* **WORK TO BE COMPLETED**: Every record should be written out exactly, please.

* **INPUT**:

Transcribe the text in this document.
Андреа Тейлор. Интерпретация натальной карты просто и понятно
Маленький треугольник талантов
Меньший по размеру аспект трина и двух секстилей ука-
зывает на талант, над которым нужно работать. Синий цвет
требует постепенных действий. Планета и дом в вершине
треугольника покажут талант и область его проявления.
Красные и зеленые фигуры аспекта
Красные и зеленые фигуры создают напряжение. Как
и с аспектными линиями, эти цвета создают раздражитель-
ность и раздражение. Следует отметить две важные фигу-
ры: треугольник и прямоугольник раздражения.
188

* **FULL RESPONSE**:
Transcribe the text in this document.
Андреа Тейлор. Интерпретация натальной карты просто и понятно
Маленький треугольник талантов
Меньший по размеру аспект трина и двух секстилей ука-
зывает на талант, над которым нужно работать. Синий цвет
требует постепенных действий. Планета и дом в вершине
треугольника покажут талант и область его проявления.
Красные и зеленые фигуры аспекта
Красные и зеленые фигуры создают напряжение. Как
и с аспектными линиями, эти цвета создают раздражитель-
ность и раздражение. Следует отметить две важные фигу-
ры: треугольник и прямоугольник раздражения.
188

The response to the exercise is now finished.